R visualization: making boxplot with ggplot
December 15, 2021
Topics covered
Apart from the general way of producing boxplot, I’ll include the following modifications in this demonstration:
- convert numbers to hh:mm:ss or other time format in axis ticks
- recorder axis
- use jitters to show outliers
- add percentile and mean value annotations
Scenario
In order to demonstrate the advantage of using “jitters” to show outliers, we need to have a large number of records, ideally time associated (in order to demonstrate the time format conversion). Also, boxplot is best to be used to describe discrete non-categorical values. One scenario suitable is commute time records in different cities. The demographic differences make residences in different cities have different commute experiences everyday when they drive to work. People in a small town is likely to spend less time in driving to work, compared to these who live in large cities such as Toronto or Vancouver. Since the data is not available, we’ll need to make something up. Lets assume we have commute time collected from four cities: A, B, C, D. Their commute times have different characteristics:
- Commute time for all the four cities follow lognormal distribution (so that all possible values are non-negative)
- Maximum of commute time: A > B > C > D
- Mean of commute time: A > B > C > D
- Standard deviation of commute time: B > A > C > D
- Number of data points collected: A > B > D > C
make up commute time data
To generate a sequence of values that follow lognormal distribution, we use dlnorm()
. This gives the probability density function of lognormal distribution. Suppose these values represent the travel time in seconds (hence we round them up to be integers)
set.seed(1000L)
ta <- round(rlnorm(7000L, meanlog = log(1800), sdlog = log(1.2)), 0)
tb <- round(rlnorm(14000L, meanlog = log(1200), sdlog = log(1.5)), 0)
tc <- round(rlnorm(800L, meanlog = log(1800), sdlog = log(1.3)), 0)
td <- round(rlnorm(3500L, meanlog = log(1800), sdlog = log(1.2)), 0)
With these commute time data (suppose the unit is seconds), we can compile them to be a data table for plotting:
df_commute <- data.table::data.table(city = c(rep('A', 7000L), rep('B', 14000L),
rep('C', 800L), rep('D', 3500L)),
commuteT = c(ta, tb, tc, td))
^^^^^^^^^^^^^^^^
Condense the paragraph of the boxplot tutorial that begins "In order to demonstrate the advantage" into a short bulleted list that keeps its main facts.

▶ [Dataset content]:
^^^^^^^^^^^^^^^^
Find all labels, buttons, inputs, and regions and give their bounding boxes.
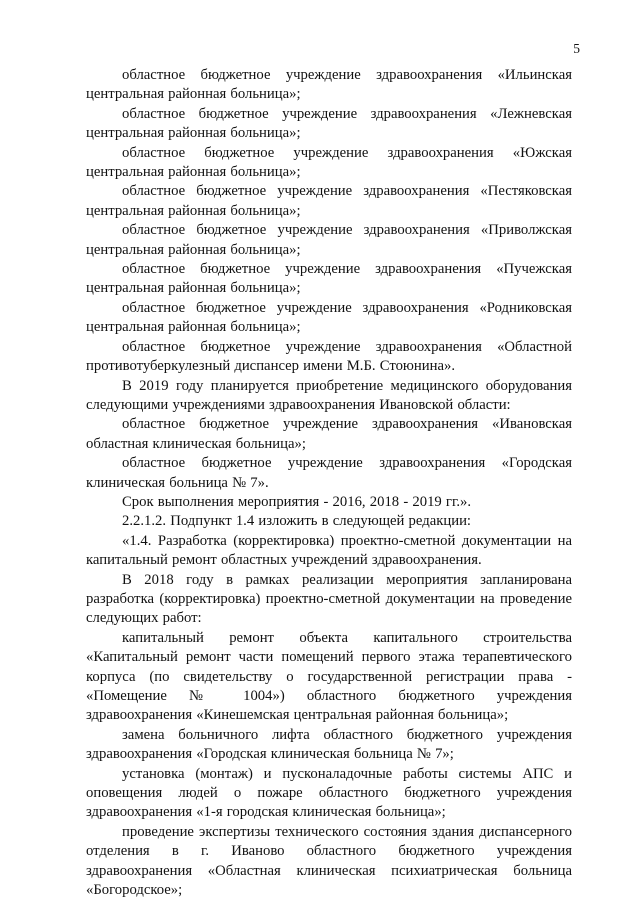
^^^^^^^^^^^^^^^^
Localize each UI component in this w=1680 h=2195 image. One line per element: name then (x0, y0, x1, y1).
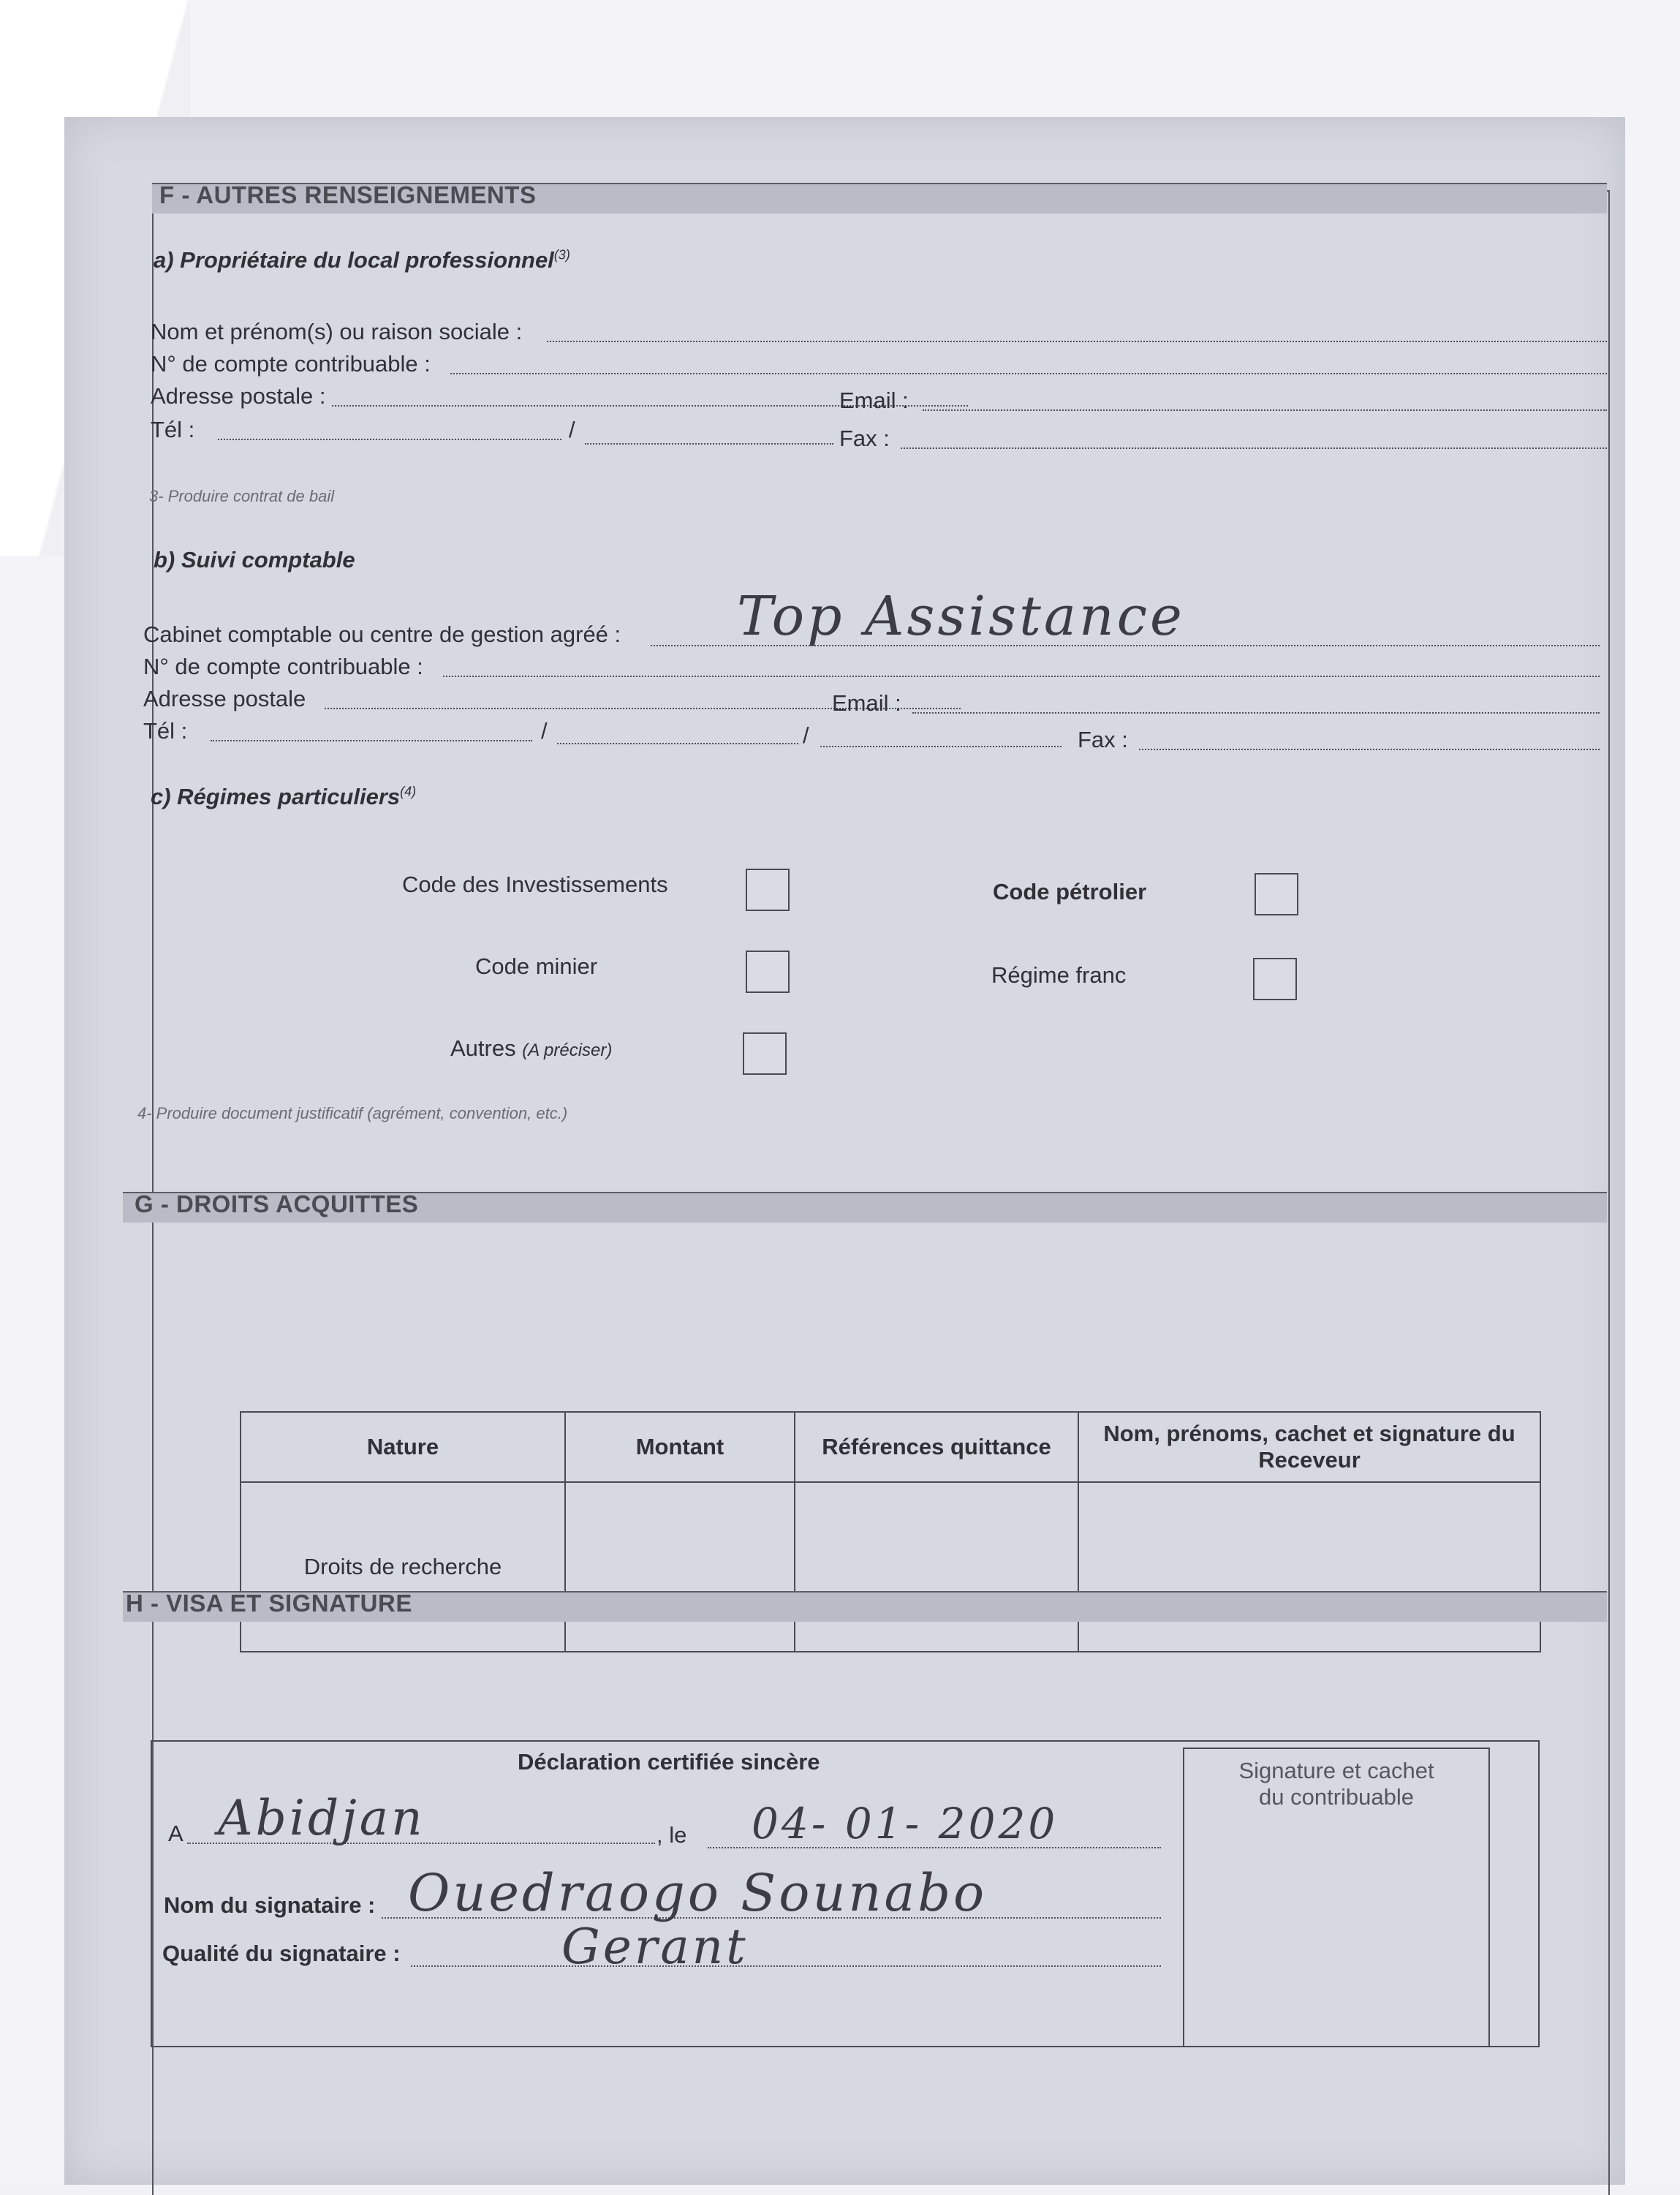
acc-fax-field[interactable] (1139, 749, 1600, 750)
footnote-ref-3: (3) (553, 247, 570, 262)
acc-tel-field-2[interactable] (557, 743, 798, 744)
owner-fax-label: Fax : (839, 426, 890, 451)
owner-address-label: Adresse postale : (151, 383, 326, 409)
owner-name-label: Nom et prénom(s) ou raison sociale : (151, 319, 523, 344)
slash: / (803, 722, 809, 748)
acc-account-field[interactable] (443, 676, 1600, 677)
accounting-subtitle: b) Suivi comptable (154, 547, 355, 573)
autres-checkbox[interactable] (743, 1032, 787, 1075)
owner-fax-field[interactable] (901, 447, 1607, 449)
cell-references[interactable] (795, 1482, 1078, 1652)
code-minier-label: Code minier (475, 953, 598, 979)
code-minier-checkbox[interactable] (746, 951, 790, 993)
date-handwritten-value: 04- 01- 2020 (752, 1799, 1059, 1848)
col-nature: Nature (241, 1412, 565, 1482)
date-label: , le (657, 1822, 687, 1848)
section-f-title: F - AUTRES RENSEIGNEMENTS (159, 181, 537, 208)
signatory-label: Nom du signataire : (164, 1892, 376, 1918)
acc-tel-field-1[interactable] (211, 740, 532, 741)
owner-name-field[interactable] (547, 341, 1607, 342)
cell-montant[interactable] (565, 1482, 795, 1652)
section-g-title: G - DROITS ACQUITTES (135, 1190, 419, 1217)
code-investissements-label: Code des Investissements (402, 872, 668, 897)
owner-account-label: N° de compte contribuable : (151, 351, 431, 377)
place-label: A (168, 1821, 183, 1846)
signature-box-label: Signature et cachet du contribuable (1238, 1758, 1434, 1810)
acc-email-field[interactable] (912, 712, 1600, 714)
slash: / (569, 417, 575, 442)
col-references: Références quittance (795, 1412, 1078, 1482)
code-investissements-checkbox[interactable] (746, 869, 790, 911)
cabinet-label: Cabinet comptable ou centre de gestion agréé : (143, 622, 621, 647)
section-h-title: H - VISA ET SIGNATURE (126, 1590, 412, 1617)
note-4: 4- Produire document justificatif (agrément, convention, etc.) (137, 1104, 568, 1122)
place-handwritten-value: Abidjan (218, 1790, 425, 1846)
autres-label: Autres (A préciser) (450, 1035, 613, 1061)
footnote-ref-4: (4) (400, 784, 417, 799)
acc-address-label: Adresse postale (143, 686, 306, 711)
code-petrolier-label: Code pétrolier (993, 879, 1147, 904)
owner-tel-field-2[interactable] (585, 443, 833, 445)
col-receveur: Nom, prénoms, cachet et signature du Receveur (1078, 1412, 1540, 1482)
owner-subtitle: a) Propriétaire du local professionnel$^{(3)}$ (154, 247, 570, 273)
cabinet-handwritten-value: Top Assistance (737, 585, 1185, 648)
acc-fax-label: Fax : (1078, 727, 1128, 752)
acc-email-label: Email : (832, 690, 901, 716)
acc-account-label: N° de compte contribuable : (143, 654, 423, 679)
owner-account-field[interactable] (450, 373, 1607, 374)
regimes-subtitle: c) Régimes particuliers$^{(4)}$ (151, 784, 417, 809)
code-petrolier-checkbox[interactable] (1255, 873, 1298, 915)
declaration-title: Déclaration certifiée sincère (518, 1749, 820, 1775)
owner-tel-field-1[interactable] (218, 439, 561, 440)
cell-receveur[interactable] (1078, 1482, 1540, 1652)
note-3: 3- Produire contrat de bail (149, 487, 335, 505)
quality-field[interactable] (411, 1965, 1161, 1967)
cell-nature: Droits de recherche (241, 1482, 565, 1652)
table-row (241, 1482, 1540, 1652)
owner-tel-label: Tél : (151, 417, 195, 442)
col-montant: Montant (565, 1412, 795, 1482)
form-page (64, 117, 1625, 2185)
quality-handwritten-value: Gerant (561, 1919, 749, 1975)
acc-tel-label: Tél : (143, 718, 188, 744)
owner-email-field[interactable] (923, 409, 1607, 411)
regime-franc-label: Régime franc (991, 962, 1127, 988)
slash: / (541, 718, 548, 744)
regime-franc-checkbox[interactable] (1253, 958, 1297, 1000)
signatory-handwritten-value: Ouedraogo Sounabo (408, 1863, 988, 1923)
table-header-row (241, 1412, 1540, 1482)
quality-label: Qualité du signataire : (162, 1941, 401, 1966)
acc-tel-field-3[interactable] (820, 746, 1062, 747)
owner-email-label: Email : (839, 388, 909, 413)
^^^^^^^^^^^^^^^^
▶ [Full response]:
- Showing the advantage of jitters for outliers requires a large number of records. Ideally these are time-associated, so the time format conversion can also be shown.
- Boxplots are best for describing discrete non-categorical values.
- Commute time records from different cities suit this scenario.
- Demographic differences give residents of different cities different daily drives to work. People in a small town likely spend less time commuting than those in large cities such as Toronto or Vancouver.
- The data is not available, so it will be made up for four cities (A, B, C and D) with different commute time characteristics.